[Set problem] How many of the lines below hold the word "source"? Answer only with the number.

Stored data

··········

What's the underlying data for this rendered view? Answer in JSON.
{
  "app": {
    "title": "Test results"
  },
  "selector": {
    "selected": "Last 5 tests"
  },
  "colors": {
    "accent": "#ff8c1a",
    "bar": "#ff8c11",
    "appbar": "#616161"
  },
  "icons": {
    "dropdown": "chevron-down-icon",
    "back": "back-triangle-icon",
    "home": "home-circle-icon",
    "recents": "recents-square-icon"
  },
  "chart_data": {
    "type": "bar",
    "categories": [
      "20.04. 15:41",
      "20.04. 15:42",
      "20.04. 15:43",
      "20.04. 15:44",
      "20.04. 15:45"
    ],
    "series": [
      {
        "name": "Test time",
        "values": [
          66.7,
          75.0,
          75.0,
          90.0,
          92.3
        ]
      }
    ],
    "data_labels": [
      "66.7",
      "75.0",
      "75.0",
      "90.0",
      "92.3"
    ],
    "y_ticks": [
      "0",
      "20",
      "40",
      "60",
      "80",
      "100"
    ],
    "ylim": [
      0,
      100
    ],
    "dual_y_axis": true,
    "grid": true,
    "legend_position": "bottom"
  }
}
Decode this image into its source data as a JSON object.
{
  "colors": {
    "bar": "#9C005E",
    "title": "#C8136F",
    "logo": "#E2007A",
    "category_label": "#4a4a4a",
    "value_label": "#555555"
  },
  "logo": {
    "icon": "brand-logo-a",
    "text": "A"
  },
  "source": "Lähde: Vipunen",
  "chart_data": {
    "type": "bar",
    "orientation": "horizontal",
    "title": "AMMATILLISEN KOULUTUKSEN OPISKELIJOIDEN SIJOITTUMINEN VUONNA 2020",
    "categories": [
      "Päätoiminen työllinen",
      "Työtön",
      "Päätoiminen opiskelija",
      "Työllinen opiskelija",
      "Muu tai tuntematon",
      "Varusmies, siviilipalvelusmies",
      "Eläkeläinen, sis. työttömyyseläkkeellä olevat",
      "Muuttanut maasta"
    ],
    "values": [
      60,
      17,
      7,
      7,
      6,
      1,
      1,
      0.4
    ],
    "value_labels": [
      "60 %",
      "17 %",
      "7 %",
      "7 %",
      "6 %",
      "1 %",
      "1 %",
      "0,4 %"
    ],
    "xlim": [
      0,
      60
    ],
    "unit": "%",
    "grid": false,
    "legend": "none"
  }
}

··········

[The output] 2